(Stored dataset items)
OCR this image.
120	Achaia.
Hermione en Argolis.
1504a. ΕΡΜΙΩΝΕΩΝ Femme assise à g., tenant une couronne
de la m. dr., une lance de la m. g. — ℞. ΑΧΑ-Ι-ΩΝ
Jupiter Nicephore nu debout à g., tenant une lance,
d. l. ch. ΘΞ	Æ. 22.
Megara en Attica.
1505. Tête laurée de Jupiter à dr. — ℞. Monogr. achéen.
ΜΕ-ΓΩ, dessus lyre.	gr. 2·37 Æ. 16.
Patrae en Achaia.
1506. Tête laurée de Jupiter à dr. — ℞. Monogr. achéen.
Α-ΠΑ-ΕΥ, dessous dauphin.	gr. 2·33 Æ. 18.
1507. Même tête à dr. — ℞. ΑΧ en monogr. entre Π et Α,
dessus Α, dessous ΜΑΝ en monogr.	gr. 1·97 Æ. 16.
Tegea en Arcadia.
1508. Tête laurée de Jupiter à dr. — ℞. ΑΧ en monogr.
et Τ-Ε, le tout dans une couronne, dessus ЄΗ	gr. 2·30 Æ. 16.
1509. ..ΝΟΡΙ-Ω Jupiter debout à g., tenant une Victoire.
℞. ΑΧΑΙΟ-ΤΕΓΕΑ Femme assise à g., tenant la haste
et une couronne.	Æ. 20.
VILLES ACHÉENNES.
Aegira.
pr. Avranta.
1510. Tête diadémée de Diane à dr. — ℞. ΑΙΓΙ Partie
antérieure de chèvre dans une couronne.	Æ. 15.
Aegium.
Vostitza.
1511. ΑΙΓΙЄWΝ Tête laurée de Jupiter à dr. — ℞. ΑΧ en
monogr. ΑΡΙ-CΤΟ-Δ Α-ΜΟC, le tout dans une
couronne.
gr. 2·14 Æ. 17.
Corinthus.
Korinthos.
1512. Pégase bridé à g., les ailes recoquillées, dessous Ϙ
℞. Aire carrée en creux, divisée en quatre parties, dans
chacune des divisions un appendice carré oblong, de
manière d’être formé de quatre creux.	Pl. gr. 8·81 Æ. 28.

■ SET PROBLEM ■
Return the entries above exactly as they appear.

■ REPLY ■
OCR this image.
120	Achaia.
Hermione en Argolis.
1504a. ΕΡΜΙΩΝΕΩΝ Femme assise à g., tenant une couronne
de la m. dr., une lance de la m. g. — ℞. ΑΧΑ-Ι-ΩΝ
Jupiter Nicephore nu debout à g., tenant une lance,
d. l. ch. ΘΞ	Æ. 22.
Megara en Attica.
1505. Tête laurée de Jupiter à dr. — ℞. Monogr. achéen.
ΜΕ-ΓΩ, dessus lyre.	gr. 2·37 Æ. 16.
Patrae en Achaia.
1506. Tête laurée de Jupiter à dr. — ℞. Monogr. achéen.
Α-ΠΑ-ΕΥ, dessous dauphin.	gr. 2·33 Æ. 18.
1507. Même tête à dr. — ℞. ΑΧ en monogr. entre Π et Α,
dessus Α, dessous ΜΑΝ en monogr.	gr. 1·97 Æ. 16.
Tegea en Arcadia.
1508. Tête laurée de Jupiter à dr. — ℞. ΑΧ en monogr.
et Τ-Ε, le tout dans une couronne, dessus ЄΗ	gr. 2·30 Æ. 16.
1509. ..ΝΟΡΙ-Ω Jupiter debout à g., tenant une Victoire.
℞. ΑΧΑΙΟ-ΤΕΓΕΑ Femme assise à g., tenant la haste
et une couronne.	Æ. 20.
VILLES ACHÉENNES.
Aegira.
pr. Avranta.
1510. Tête diadémée de Diane à dr. — ℞. ΑΙΓΙ Partie
antérieure de chèvre dans une couronne.	Æ. 15.
Aegium.
Vostitza.
1511. ΑΙΓΙЄWΝ Tête laurée de Jupiter à dr. — ℞. ΑΧ en
monogr. ΑΡΙ-CΤΟ-Δ Α-ΜΟC, le tout dans une
couronne.
gr. 2·14 Æ. 17.
Corinthus.
Korinthos.
1512. Pégase bridé à g., les ailes recoquillées, dessous Ϙ
℞. Aire carrée en creux, divisée en quatre parties, dans
chacune des divisions un appendice carré oblong, de
manière d’être formé de quatre creux.	Pl. gr. 8·81 Æ. 28.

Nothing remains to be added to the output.